[Saved data entries]
________________________________________

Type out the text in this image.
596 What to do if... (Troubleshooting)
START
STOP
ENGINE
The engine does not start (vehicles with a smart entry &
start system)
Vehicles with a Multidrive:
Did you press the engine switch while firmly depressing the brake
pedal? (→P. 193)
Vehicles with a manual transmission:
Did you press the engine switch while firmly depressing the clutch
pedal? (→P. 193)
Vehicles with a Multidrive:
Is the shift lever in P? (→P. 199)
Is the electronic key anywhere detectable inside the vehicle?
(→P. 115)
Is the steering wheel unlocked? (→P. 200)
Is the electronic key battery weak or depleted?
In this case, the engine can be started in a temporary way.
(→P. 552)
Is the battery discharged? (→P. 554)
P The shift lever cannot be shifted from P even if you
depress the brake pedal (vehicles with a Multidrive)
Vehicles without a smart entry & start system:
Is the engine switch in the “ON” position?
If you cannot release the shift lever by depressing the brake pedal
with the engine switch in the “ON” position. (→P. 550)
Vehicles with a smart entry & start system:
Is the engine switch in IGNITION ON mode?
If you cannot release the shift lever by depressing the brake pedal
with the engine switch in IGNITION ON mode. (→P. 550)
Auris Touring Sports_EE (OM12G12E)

________________________________________

Using the listing, collect all lines in which the string "brake" is found.

SOLUTION TO THE EXERCISE:
Did you press the engine switch while firmly depressing the brake
depress the brake pedal (vehicles with a Multidrive)
If you cannot release the shift lever by depressing the brake pedal
If you cannot release the shift lever by depressing the brake pedal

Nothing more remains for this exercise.